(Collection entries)

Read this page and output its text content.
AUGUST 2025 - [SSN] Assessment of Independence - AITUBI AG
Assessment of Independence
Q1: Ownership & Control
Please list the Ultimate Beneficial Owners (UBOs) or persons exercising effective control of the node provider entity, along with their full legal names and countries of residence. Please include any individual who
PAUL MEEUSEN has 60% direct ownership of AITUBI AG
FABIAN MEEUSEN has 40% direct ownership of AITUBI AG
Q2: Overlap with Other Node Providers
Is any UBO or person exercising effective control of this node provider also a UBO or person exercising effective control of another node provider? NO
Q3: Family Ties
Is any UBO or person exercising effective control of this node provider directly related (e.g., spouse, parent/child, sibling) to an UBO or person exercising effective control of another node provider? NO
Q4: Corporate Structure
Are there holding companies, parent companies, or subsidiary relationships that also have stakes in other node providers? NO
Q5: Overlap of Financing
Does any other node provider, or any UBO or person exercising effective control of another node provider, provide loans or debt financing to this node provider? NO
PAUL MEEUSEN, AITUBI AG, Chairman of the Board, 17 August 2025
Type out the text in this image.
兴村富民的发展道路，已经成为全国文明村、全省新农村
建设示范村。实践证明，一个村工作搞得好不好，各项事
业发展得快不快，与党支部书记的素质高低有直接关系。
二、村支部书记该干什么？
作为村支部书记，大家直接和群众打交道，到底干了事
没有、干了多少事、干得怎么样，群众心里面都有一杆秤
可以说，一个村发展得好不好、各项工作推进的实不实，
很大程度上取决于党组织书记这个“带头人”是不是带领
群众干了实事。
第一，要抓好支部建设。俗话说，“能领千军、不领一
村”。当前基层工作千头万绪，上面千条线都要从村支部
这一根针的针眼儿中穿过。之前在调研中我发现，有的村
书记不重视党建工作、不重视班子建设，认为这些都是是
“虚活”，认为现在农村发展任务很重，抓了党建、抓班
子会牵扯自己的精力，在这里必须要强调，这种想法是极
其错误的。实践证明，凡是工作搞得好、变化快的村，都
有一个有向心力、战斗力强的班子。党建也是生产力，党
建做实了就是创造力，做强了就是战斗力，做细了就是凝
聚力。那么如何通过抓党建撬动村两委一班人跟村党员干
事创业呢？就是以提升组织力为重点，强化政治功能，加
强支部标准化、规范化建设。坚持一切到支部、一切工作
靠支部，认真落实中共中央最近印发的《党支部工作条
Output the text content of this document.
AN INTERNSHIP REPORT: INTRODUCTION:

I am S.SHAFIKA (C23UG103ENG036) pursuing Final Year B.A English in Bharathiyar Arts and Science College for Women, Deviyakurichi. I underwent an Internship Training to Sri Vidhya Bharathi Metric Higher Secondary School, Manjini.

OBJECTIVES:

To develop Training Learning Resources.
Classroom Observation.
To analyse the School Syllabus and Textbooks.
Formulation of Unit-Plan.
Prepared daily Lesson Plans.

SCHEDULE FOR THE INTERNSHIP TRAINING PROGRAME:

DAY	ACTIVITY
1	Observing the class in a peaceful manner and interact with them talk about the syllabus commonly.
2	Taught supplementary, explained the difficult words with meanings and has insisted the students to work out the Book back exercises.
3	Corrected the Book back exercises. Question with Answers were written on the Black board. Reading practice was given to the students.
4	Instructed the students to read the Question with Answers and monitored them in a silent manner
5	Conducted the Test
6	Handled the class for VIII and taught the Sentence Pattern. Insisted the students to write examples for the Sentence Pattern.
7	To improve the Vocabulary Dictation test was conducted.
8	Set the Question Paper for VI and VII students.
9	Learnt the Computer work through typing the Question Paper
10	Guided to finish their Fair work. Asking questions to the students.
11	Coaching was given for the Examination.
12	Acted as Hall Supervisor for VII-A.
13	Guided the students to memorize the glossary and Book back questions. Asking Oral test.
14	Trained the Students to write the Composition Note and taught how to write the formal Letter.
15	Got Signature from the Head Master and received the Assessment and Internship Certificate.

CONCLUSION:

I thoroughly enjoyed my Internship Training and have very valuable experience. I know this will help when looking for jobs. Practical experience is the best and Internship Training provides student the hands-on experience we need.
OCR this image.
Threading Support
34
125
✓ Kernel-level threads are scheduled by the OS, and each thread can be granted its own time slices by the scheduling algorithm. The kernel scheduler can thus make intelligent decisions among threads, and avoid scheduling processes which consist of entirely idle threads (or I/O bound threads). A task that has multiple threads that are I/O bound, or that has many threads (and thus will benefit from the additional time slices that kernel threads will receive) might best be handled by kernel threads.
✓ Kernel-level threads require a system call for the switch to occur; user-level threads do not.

* Brief *
Gather each line that holds "level".

* Exercise output *
✓ Kernel-level threads are scheduled by the OS, and each thread can be granted its own time slices by the scheduling algorithm. The kernel scheduler can thus make intelligent decisions among threads, and avoid scheduling processes which consist of entirely idle threads (or I/O bound threads). A task that has multiple threads that are I/O bound, or that has many threads (and thus will benefit from the additional time slices that kernel threads will receive) might best be handled by kernel threads.
✓ Kernel-level threads require a system call for the switch to occur; user-level threads do not.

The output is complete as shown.